(Extracts from a graphics dataset)

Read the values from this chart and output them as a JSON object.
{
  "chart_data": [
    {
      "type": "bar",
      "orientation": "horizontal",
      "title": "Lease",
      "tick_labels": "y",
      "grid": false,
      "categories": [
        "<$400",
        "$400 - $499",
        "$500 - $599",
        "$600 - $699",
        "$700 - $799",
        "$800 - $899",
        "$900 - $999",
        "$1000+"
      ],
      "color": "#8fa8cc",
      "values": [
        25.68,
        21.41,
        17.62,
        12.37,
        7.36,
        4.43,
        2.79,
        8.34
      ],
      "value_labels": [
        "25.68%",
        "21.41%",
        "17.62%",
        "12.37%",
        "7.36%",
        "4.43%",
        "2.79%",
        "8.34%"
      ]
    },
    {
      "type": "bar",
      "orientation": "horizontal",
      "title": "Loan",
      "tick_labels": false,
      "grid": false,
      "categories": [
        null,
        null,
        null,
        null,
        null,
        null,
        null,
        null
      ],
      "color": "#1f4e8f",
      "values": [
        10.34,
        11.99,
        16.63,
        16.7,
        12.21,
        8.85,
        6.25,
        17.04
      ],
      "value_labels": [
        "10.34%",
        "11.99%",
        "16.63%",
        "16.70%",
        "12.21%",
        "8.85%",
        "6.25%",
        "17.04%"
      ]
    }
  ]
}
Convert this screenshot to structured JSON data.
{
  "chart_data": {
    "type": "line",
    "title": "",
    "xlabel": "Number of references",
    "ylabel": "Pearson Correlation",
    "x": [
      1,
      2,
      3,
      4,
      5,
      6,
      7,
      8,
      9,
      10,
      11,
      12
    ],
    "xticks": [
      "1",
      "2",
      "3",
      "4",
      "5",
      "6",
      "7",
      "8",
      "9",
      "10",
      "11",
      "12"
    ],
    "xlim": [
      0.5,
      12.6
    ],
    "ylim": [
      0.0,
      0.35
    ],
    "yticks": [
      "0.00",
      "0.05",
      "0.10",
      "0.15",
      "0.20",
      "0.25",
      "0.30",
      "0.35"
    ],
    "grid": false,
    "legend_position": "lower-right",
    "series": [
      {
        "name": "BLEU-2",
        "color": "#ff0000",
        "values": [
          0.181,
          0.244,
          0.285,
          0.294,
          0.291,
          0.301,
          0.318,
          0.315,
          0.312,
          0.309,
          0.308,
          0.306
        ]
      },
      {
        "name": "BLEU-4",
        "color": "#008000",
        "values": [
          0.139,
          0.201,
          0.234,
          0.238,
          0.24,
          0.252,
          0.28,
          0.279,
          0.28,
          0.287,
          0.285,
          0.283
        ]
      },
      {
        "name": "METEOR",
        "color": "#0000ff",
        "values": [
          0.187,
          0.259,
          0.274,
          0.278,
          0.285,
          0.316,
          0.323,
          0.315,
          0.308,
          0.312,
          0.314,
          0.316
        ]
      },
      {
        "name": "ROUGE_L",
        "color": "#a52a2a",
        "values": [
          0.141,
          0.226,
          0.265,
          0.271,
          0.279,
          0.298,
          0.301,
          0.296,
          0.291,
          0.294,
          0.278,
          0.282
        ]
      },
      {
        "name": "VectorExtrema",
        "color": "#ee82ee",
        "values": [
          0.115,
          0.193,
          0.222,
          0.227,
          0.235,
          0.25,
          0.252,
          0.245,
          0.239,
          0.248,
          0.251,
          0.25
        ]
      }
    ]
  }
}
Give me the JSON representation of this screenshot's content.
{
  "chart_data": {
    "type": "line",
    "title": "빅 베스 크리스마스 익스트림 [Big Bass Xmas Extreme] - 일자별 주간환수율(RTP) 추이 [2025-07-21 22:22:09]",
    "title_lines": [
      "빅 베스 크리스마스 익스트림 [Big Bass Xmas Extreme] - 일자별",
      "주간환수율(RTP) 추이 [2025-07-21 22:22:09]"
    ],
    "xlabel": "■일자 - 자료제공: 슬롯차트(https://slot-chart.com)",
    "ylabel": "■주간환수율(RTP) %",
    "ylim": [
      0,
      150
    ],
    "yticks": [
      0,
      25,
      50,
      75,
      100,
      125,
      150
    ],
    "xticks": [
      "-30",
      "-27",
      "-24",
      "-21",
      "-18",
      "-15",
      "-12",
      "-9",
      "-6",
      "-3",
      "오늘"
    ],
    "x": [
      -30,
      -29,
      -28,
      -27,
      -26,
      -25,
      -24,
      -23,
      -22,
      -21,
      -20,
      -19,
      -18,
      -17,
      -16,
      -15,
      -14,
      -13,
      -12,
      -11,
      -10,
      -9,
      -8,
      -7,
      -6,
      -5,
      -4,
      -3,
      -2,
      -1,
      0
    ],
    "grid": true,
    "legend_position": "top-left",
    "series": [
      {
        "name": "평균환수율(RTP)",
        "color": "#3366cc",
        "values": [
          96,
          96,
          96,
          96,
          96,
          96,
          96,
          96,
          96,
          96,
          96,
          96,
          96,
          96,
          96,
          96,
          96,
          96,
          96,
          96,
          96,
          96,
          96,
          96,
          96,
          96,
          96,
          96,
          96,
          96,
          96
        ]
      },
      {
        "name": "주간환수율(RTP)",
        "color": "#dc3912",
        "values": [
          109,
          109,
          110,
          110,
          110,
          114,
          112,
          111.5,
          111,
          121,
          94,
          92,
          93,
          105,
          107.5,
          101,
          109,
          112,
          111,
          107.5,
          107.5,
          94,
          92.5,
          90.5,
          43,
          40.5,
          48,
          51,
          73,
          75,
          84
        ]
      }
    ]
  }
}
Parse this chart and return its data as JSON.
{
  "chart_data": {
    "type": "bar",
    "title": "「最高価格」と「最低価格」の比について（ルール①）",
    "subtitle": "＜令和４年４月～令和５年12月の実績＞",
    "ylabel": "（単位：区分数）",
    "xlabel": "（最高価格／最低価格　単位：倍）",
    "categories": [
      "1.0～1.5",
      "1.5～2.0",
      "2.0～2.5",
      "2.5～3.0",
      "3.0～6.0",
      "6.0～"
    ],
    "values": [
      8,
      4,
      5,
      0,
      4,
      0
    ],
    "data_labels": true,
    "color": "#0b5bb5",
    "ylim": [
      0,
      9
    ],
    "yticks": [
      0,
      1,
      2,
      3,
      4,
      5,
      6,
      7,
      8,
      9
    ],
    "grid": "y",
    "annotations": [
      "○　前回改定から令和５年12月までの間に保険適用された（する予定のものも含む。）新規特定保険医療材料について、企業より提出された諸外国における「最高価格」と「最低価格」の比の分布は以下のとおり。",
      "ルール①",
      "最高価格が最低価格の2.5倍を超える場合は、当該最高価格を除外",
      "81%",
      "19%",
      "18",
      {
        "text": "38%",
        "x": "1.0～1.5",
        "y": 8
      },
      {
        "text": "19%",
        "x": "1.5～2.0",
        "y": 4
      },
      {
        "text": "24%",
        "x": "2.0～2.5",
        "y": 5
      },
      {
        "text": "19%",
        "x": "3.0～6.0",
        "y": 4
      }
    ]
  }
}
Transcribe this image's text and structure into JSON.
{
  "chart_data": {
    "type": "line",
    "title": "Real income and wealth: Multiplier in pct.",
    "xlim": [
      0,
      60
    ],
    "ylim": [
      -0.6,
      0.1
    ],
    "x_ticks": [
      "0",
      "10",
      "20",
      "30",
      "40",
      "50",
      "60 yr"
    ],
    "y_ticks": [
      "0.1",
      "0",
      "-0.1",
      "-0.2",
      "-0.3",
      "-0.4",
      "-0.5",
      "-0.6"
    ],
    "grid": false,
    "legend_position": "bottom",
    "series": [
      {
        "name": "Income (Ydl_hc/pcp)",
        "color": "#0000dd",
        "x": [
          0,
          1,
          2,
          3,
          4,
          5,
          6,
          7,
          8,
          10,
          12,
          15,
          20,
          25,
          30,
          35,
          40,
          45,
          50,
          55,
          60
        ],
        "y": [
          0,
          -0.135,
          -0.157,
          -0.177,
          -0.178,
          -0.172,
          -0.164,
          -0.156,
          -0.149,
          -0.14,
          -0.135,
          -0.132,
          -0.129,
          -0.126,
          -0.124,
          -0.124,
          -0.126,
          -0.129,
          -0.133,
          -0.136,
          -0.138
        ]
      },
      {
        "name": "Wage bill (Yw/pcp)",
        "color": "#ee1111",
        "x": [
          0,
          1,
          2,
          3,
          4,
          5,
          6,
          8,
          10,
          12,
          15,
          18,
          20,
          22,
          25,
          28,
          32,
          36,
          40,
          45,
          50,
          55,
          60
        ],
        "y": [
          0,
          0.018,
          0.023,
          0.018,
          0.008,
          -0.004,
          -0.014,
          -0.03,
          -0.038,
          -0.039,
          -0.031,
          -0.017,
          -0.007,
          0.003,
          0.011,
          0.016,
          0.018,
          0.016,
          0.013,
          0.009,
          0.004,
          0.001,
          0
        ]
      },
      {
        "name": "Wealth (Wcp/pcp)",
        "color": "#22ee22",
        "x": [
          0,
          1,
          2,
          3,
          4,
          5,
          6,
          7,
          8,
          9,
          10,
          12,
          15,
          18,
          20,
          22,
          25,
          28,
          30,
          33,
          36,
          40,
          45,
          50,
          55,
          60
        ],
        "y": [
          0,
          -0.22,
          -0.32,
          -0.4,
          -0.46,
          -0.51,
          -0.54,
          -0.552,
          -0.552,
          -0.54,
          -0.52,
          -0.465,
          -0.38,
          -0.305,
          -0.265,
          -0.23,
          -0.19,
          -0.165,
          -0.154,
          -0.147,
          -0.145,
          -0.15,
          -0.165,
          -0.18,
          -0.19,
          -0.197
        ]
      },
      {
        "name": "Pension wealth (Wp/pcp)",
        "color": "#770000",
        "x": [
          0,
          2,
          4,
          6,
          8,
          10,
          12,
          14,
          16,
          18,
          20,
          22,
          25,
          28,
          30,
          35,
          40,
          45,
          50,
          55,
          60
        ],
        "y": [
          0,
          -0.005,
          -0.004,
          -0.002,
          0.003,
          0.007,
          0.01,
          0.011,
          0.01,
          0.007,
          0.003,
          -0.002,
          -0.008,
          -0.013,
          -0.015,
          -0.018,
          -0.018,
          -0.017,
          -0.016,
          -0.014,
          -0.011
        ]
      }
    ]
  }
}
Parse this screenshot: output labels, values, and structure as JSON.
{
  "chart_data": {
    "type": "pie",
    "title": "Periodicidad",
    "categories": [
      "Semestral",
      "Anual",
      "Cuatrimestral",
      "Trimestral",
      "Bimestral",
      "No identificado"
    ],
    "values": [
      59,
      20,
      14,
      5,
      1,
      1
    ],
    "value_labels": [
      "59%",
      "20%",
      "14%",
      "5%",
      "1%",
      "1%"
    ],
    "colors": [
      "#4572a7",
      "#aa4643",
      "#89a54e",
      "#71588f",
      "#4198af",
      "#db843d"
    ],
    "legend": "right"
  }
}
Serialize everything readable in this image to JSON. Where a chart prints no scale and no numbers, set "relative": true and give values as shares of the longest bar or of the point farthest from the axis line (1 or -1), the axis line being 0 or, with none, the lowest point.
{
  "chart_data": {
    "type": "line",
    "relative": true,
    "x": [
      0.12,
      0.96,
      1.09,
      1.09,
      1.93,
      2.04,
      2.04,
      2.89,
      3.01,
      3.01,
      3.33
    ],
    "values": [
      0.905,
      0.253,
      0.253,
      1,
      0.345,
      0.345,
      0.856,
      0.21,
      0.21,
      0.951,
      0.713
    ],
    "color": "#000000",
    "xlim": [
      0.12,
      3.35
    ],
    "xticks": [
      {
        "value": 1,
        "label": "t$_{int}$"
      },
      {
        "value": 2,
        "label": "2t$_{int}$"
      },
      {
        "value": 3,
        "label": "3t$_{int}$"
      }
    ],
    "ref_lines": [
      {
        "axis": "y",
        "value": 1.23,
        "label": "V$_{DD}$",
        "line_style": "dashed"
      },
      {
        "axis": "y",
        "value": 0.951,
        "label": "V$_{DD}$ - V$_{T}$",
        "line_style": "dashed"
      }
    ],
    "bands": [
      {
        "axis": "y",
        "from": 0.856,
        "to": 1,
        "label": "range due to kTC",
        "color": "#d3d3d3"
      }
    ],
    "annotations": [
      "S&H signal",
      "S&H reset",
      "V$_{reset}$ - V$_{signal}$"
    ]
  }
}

REQUIREMENT. Your task is to return, exactly and on their own, the lines from the one containing "Parse this screenshot: output" through the last line of the listing.

SOLUTION FOR THIS EXERCISE.
Parse this screenshot: output labels, values, and structure as JSON.
{
  "chart_data": {
    "type": "pie",
    "title": "Periodicidad",
    "categories": [
      "Semestral",
      "Anual",
      "Cuatrimestral",
      "Trimestral",
      "Bimestral",
      "No identificado"
    ],
    "values": [
      59,
      20,
      14,
      5,
      1,
      1
    ],
    "value_labels": [
      "59%",
      "20%",
      "14%",
      "5%",
      "1%",
      "1%"
    ],
    "colors": [
      "#4572a7",
      "#aa4643",
      "#89a54e",
      "#71588f",
      "#4198af",
      "#db843d"
    ],
    "legend": "right"
  }
}
Serialize everything readable in this image to JSON. Where a chart prints no scale and no numbers, set "relative": true and give values as shares of the longest bar or of the point farthest from the axis line (1 or -1), the axis line being 0 or, with none, the lowest point.
{
  "chart_data": {
    "type": "line",
    "relative": true,
    "x": [
      0.12,
      0.96,
      1.09,
      1.09,
      1.93,
      2.04,
      2.04,
      2.89,
      3.01,
      3.01,
      3.33
    ],
    "values": [
      0.905,
      0.253,
      0.253,
      1,
      0.345,
      0.345,
      0.856,
      0.21,
      0.21,
      0.951,
      0.713
    ],
    "color": "#000000",
    "xlim": [
      0.12,
      3.35
    ],
    "xticks": [
      {
        "value": 1,
        "label": "t$_{int}$"
      },
      {
        "value": 2,
        "label": "2t$_{int}$"
      },
      {
        "value": 3,
        "label": "3t$_{int}$"
      }
    ],
    "ref_lines": [
      {
        "axis": "y",
        "value": 1.23,
        "label": "V$_{DD}$",
        "line_style": "dashed"
      },
      {
        "axis": "y",
        "value": 0.951,
        "label": "V$_{DD}$ - V$_{T}$",
        "line_style": "dashed"
      }
    ],
    "bands": [
      {
        "axis": "y",
        "from": 0.856,
        "to": 1,
        "label": "range due to kTC",
        "color": "#d3d3d3"
      }
    ],
    "annotations": [
      "S&H signal",
      "S&H reset",
      "V$_{reset}$ - V$_{signal}$"
    ]
  }
}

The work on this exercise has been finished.